◆ Task brief: Quote all lines below exactly. Images stay out.

--- Records for processing ---

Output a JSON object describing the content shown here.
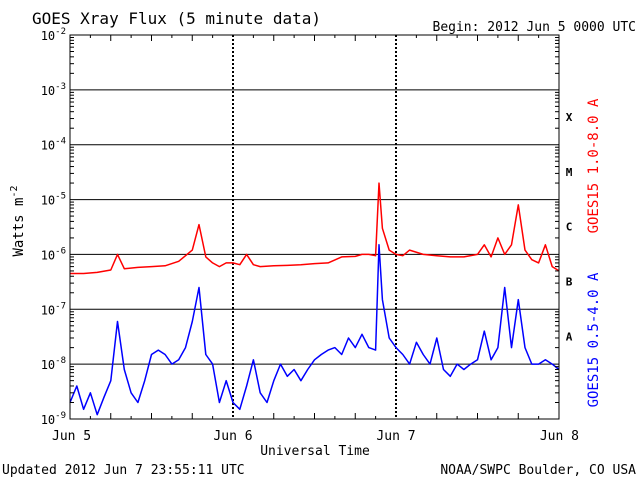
{
  "chart_data": {
    "type": "line",
    "title": "GOES Xray Flux (5 minute data)",
    "begin_label": "Begin:  2012 Jun 5 0000 UTC",
    "xlabel": "Universal Time",
    "ylabel_base": "Watts m",
    "ylabel_exp": "-2",
    "footer_left": "Updated 2012 Jun  7 23:55:11 UTC",
    "footer_right": "NOAA/SWPC Boulder, CO USA",
    "y_scale": "log",
    "ylim": [
      1e-09,
      0.01
    ],
    "xlim_hours": [
      0,
      72
    ],
    "x_ticks": [
      {
        "label": "Jun 5",
        "hour": 0
      },
      {
        "label": "Jun 6",
        "hour": 24
      },
      {
        "label": "Jun 7",
        "hour": 48
      },
      {
        "label": "Jun 8",
        "hour": 72
      }
    ],
    "y_ticks": [
      {
        "base": "10",
        "exp": "-2",
        "value": 0.01
      },
      {
        "base": "10",
        "exp": "-3",
        "value": 0.001
      },
      {
        "base": "10",
        "exp": "-4",
        "value": 0.0001
      },
      {
        "base": "10",
        "exp": "-5",
        "value": 1e-05
      },
      {
        "base": "10",
        "exp": "-6",
        "value": 1e-06
      },
      {
        "base": "10",
        "exp": "-7",
        "value": 1e-07
      },
      {
        "base": "10",
        "exp": "-8",
        "value": 1e-08
      },
      {
        "base": "10",
        "exp": "-9",
        "value": 1e-09
      }
    ],
    "flare_classes": [
      {
        "label": "X",
        "value": 0.00032
      },
      {
        "label": "M",
        "value": 3.2e-05
      },
      {
        "label": "C",
        "value": 3.2e-06
      },
      {
        "label": "B",
        "value": 3.2e-07
      },
      {
        "label": "A",
        "value": 3.2e-08
      }
    ],
    "grid": true,
    "series": [
      {
        "name": "GOES15 1.0-8.0 A",
        "color": "#ff0000",
        "x_hours": [
          0,
          2,
          4,
          6,
          7,
          8,
          10,
          12,
          14,
          16,
          18,
          19,
          20,
          21,
          22,
          23,
          24,
          25,
          26,
          27,
          28,
          30,
          32,
          34,
          36,
          38,
          40,
          42,
          43,
          44,
          45,
          45.5,
          46,
          47,
          48,
          49,
          50,
          52,
          54,
          56,
          58,
          60,
          61,
          62,
          63,
          64,
          65,
          66,
          67,
          68,
          69,
          70,
          71,
          72
        ],
        "values": [
          4.5e-07,
          4.5e-07,
          4.7e-07,
          5.2e-07,
          1e-06,
          5.5e-07,
          5.8e-07,
          6e-07,
          6.2e-07,
          7.5e-07,
          1.2e-06,
          3.5e-06,
          9e-07,
          7e-07,
          6e-07,
          7e-07,
          7e-07,
          6.5e-07,
          1e-06,
          6.5e-07,
          6e-07,
          6.2e-07,
          6.3e-07,
          6.5e-07,
          6.8e-07,
          7e-07,
          9e-07,
          9.2e-07,
          1e-06,
          1e-06,
          9.5e-07,
          2e-05,
          3e-06,
          1.2e-06,
          1e-06,
          9.5e-07,
          1.2e-06,
          1e-06,
          9.5e-07,
          9e-07,
          9e-07,
          1e-06,
          1.5e-06,
          9e-07,
          2e-06,
          1e-06,
          1.5e-06,
          8e-06,
          1.2e-06,
          8e-07,
          7e-07,
          1.5e-06,
          6e-07,
          5e-07
        ]
      },
      {
        "name": "GOES15 0.5-4.0 A",
        "color": "#0000ff",
        "x_hours": [
          0,
          1,
          2,
          3,
          4,
          5,
          6,
          7,
          8,
          9,
          10,
          11,
          12,
          13,
          14,
          15,
          16,
          17,
          18,
          19,
          20,
          21,
          22,
          23,
          24,
          25,
          26,
          27,
          28,
          29,
          30,
          31,
          32,
          33,
          34,
          35,
          36,
          37,
          38,
          39,
          40,
          41,
          42,
          43,
          44,
          45,
          45.5,
          46,
          47,
          48,
          49,
          50,
          51,
          52,
          53,
          54,
          55,
          56,
          57,
          58,
          59,
          60,
          61,
          62,
          63,
          64,
          65,
          66,
          67,
          68,
          69,
          70,
          71,
          72
        ],
        "values": [
          2e-09,
          4e-09,
          1.5e-09,
          3e-09,
          1.2e-09,
          2.5e-09,
          5e-09,
          6e-08,
          8e-09,
          3e-09,
          2e-09,
          5e-09,
          1.5e-08,
          1.8e-08,
          1.5e-08,
          1e-08,
          1.2e-08,
          2e-08,
          6e-08,
          2.5e-07,
          1.5e-08,
          1e-08,
          2e-09,
          5e-09,
          2e-09,
          1.5e-09,
          4e-09,
          1.2e-08,
          3e-09,
          2e-09,
          5e-09,
          1e-08,
          6e-09,
          8e-09,
          5e-09,
          8e-09,
          1.2e-08,
          1.5e-08,
          1.8e-08,
          2e-08,
          1.5e-08,
          3e-08,
          2e-08,
          3.5e-08,
          2e-08,
          1.8e-08,
          1.5e-06,
          1.5e-07,
          3e-08,
          2e-08,
          1.5e-08,
          1e-08,
          2.5e-08,
          1.5e-08,
          1e-08,
          3e-08,
          8e-09,
          6e-09,
          1e-08,
          8e-09,
          1e-08,
          1.2e-08,
          4e-08,
          1.2e-08,
          2e-08,
          2.5e-07,
          2e-08,
          1.5e-07,
          2e-08,
          1e-08,
          1e-08,
          1.2e-08,
          1e-08,
          8e-09
        ]
      }
    ]
  }
}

---

◆ In response:
Output a JSON object describing the content shown here.
{
  "chart_data": {
    "type": "line",
    "title": "GOES Xray Flux (5 minute data)",
    "begin_label": "Begin:  2012 Jun 5 0000 UTC",
    "xlabel": "Universal Time",
    "ylabel_base": "Watts m",
    "ylabel_exp": "-2",
    "footer_left": "Updated 2012 Jun  7 23:55:11 UTC",
    "footer_right": "NOAA/SWPC Boulder, CO USA",
    "y_scale": "log",
    "ylim": [
      1e-09,
      0.01
    ],
    "xlim_hours": [
      0,
      72
    ],
    "x_ticks": [
      {
        "label": "Jun 5",
        "hour": 0
      },
      {
        "label": "Jun 6",
        "hour": 24
      },
      {
        "label": "Jun 7",
        "hour": 48
      },
      {
        "label": "Jun 8",
        "hour": 72
      }
    ],
    "y_ticks": [
      {
        "base": "10",
        "exp": "-2",
        "value": 0.01
      },
      {
        "base": "10",
        "exp": "-3",
        "value": 0.001
      },
      {
        "base": "10",
        "exp": "-4",
        "value": 0.0001
      },
      {
        "base": "10",
        "exp": "-5",
        "value": 1e-05
      },
      {
        "base": "10",
        "exp": "-6",
        "value": 1e-06
      },
      {
        "base": "10",
        "exp": "-7",
        "value": 1e-07
      },
      {
        "base": "10",
        "exp": "-8",
        "value": 1e-08
      },
      {
        "base": "10",
        "exp": "-9",
        "value": 1e-09
      }
    ],
    "flare_classes": [
      {
        "label": "X",
        "value": 0.00032
      },
      {
        "label": "M",
        "value": 3.2e-05
      },
      {
        "label": "C",
        "value": 3.2e-06
      },
      {
        "label": "B",
        "value": 3.2e-07
      },
      {
        "label": "A",
        "value": 3.2e-08
      }
    ],
    "grid": true,
    "series": [
      {
        "name": "GOES15 1.0-8.0 A",
        "color": "#ff0000",
        "x_hours": [
          0,
          2,
          4,
          6,
          7,
          8,
          10,
          12,
          14,
          16,
          18,
          19,
          20,
          21,
          22,
          23,
          24,
          25,
          26,
          27,
          28,
          30,
          32,
          34,
          36,
          38,
          40,
          42,
          43,
          44,
          45,
          45.5,
          46,
          47,
          48,
          49,
          50,
          52,
          54,
          56,
          58,
          60,
          61,
          62,
          63,
          64,
          65,
          66,
          67,
          68,
          69,
          70,
          71,
          72
        ],
        "values": [
          4.5e-07,
          4.5e-07,
          4.7e-07,
          5.2e-07,
          1e-06,
          5.5e-07,
          5.8e-07,
          6e-07,
          6.2e-07,
          7.5e-07,
          1.2e-06,
          3.5e-06,
          9e-07,
          7e-07,
          6e-07,
          7e-07,
          7e-07,
          6.5e-07,
          1e-06,
          6.5e-07,
          6e-07,
          6.2e-07,
          6.3e-07,
          6.5e-07,
          6.8e-07,
          7e-07,
          9e-07,
          9.2e-07,
          1e-06,
          1e-06,
          9.5e-07,
          2e-05,
          3e-06,
          1.2e-06,
          1e-06,
          9.5e-07,
          1.2e-06,
          1e-06,
          9.5e-07,
          9e-07,
          9e-07,
          1e-06,
          1.5e-06,
          9e-07,
          2e-06,
          1e-06,
          1.5e-06,
          8e-06,
          1.2e-06,
          8e-07,
          7e-07,
          1.5e-06,
          6e-07,
          5e-07
        ]
      },
      {
        "name": "GOES15 0.5-4.0 A",
        "color": "#0000ff",
        "x_hours": [
          0,
          1,
          2,
          3,
          4,
          5,
          6,
          7,
          8,
          9,
          10,
          11,
          12,
          13,
          14,
          15,
          16,
          17,
          18,
          19,
          20,
          21,
          22,
          23,
          24,
          25,
          26,
          27,
          28,
          29,
          30,
          31,
          32,
          33,
          34,
          35,
          36,
          37,
          38,
          39,
          40,
          41,
          42,
          43,
          44,
          45,
          45.5,
          46,
          47,
          48,
          49,
          50,
          51,
          52,
          53,
          54,
          55,
          56,
          57,
          58,
          59,
          60,
          61,
          62,
          63,
          64,
          65,
          66,
          67,
          68,
          69,
          70,
          71,
          72
        ],
        "values": [
          2e-09,
          4e-09,
          1.5e-09,
          3e-09,
          1.2e-09,
          2.5e-09,
          5e-09,
          6e-08,
          8e-09,
          3e-09,
          2e-09,
          5e-09,
          1.5e-08,
          1.8e-08,
          1.5e-08,
          1e-08,
          1.2e-08,
          2e-08,
          6e-08,
          2.5e-07,
          1.5e-08,
          1e-08,
          2e-09,
          5e-09,
          2e-09,
          1.5e-09,
          4e-09,
          1.2e-08,
          3e-09,
          2e-09,
          5e-09,
          1e-08,
          6e-09,
          8e-09,
          5e-09,
          8e-09,
          1.2e-08,
          1.5e-08,
          1.8e-08,
          2e-08,
          1.5e-08,
          3e-08,
          2e-08,
          3.5e-08,
          2e-08,
          1.8e-08,
          1.5e-06,
          1.5e-07,
          3e-08,
          2e-08,
          1.5e-08,
          1e-08,
          2.5e-08,
          1.5e-08,
          1e-08,
          3e-08,
          8e-09,
          6e-09,
          1e-08,
          8e-09,
          1e-08,
          1.2e-08,
          4e-08,
          1.2e-08,
          2e-08,
          2.5e-07,
          2e-08,
          1.5e-07,
          2e-08,
          1e-08,
          1e-08,
          1.2e-08,
          1e-08,
          8e-09
        ]
      }
    ]
  }
}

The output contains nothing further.